## Items
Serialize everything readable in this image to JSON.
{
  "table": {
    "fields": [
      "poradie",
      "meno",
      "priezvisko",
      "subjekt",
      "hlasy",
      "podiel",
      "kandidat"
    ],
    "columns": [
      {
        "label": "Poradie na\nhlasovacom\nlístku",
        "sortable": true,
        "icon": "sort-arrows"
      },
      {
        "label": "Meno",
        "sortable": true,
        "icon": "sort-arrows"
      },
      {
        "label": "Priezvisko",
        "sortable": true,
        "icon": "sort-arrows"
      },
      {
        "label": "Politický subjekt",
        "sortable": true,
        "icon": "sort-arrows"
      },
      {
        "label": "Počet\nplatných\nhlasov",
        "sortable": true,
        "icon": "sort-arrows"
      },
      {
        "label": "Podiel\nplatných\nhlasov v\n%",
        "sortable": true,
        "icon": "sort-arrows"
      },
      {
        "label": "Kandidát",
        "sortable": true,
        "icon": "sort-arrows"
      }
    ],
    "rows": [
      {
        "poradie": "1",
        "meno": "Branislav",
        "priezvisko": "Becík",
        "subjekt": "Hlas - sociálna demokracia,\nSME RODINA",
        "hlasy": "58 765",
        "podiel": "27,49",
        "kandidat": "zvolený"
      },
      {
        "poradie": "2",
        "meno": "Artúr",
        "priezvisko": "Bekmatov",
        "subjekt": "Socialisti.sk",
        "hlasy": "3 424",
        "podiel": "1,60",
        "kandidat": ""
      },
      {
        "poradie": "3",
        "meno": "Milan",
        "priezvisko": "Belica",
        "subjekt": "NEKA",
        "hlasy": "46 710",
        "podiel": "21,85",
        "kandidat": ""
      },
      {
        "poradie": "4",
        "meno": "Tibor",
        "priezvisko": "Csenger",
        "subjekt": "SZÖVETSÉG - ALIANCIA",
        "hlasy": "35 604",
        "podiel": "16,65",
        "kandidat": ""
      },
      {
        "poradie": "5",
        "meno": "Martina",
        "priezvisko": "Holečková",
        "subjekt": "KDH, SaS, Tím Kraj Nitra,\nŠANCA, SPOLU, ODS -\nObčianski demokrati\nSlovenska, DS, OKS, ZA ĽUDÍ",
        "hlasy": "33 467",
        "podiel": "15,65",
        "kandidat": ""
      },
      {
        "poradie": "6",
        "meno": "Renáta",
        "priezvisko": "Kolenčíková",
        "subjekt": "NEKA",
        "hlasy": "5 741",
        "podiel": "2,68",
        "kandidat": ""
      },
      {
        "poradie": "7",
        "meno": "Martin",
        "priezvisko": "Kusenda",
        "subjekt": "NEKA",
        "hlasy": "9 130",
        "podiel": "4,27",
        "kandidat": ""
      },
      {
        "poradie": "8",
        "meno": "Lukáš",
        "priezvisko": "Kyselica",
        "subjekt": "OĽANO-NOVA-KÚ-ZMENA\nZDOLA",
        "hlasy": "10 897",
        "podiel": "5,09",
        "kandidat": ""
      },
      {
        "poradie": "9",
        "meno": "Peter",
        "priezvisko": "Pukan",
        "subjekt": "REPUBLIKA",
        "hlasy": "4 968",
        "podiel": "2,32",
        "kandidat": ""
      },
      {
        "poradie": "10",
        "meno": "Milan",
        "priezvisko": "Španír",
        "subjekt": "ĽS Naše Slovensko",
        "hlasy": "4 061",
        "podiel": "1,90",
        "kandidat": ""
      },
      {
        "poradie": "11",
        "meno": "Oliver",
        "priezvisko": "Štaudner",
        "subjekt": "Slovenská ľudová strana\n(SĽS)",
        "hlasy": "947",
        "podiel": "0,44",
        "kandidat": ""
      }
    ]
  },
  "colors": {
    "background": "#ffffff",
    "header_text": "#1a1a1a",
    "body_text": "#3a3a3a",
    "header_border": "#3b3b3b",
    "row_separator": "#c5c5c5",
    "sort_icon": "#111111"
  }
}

## Task objective
Nothing should be left out: repeat all of the data exactly.

## Exercise response
Serialize everything readable in this image to JSON.
{
  "table": {
    "fields": [
      "poradie",
      "meno",
      "priezvisko",
      "subjekt",
      "hlasy",
      "podiel",
      "kandidat"
    ],
    "columns": [
      {
        "label": "Poradie na\nhlasovacom\nlístku",
        "sortable": true,
        "icon": "sort-arrows"
      },
      {
        "label": "Meno",
        "sortable": true,
        "icon": "sort-arrows"
      },
      {
        "label": "Priezvisko",
        "sortable": true,
        "icon": "sort-arrows"
      },
      {
        "label": "Politický subjekt",
        "sortable": true,
        "icon": "sort-arrows"
      },
      {
        "label": "Počet\nplatných\nhlasov",
        "sortable": true,
        "icon": "sort-arrows"
      },
      {
        "label": "Podiel\nplatných\nhlasov v\n%",
        "sortable": true,
        "icon": "sort-arrows"
      },
      {
        "label": "Kandidát",
        "sortable": true,
        "icon": "sort-arrows"
      }
    ],
    "rows": [
      {
        "poradie": "1",
        "meno": "Branislav",
        "priezvisko": "Becík",
        "subjekt": "Hlas - sociálna demokracia,\nSME RODINA",
        "hlasy": "58 765",
        "podiel": "27,49",
        "kandidat": "zvolený"
      },
      {
        "poradie": "2",
        "meno": "Artúr",
        "priezvisko": "Bekmatov",
        "subjekt": "Socialisti.sk",
        "hlasy": "3 424",
        "podiel": "1,60",
        "kandidat": ""
      },
      {
        "poradie": "3",
        "meno": "Milan",
        "priezvisko": "Belica",
        "subjekt": "NEKA",
        "hlasy": "46 710",
        "podiel": "21,85",
        "kandidat": ""
      },
      {
        "poradie": "4",
        "meno": "Tibor",
        "priezvisko": "Csenger",
        "subjekt": "SZÖVETSÉG - ALIANCIA",
        "hlasy": "35 604",
        "podiel": "16,65",
        "kandidat": ""
      },
      {
        "poradie": "5",
        "meno": "Martina",
        "priezvisko": "Holečková",
        "subjekt": "KDH, SaS, Tím Kraj Nitra,\nŠANCA, SPOLU, ODS -\nObčianski demokrati\nSlovenska, DS, OKS, ZA ĽUDÍ",
        "hlasy": "33 467",
        "podiel": "15,65",
        "kandidat": ""
      },
      {
        "poradie": "6",
        "meno": "Renáta",
        "priezvisko": "Kolenčíková",
        "subjekt": "NEKA",
        "hlasy": "5 741",
        "podiel": "2,68",
        "kandidat": ""
      },
      {
        "poradie": "7",
        "meno": "Martin",
        "priezvisko": "Kusenda",
        "subjekt": "NEKA",
        "hlasy": "9 130",
        "podiel": "4,27",
        "kandidat": ""
      },
      {
        "poradie": "8",
        "meno": "Lukáš",
        "priezvisko": "Kyselica",
        "subjekt": "OĽANO-NOVA-KÚ-ZMENA\nZDOLA",
        "hlasy": "10 897",
        "podiel": "5,09",
        "kandidat": ""
      },
      {
        "poradie": "9",
        "meno": "Peter",
        "priezvisko": "Pukan",
        "subjekt": "REPUBLIKA",
        "hlasy": "4 968",
        "podiel": "2,32",
        "kandidat": ""
      },
      {
        "poradie": "10",
        "meno": "Milan",
        "priezvisko": "Španír",
        "subjekt": "ĽS Naše Slovensko",
        "hlasy": "4 061",
        "podiel": "1,90",
        "kandidat": ""
      },
      {
        "poradie": "11",
        "meno": "Oliver",
        "priezvisko": "Štaudner",
        "subjekt": "Slovenská ľudová strana\n(SĽS)",
        "hlasy": "947",
        "podiel": "0,44",
        "kandidat": ""
      }
    ]
  },
  "colors": {
    "background": "#ffffff",
    "header_text": "#1a1a1a",
    "body_text": "#3a3a3a",
    "header_border": "#3b3b3b",
    "row_separator": "#c5c5c5",
    "sort_icon": "#111111"
  }
}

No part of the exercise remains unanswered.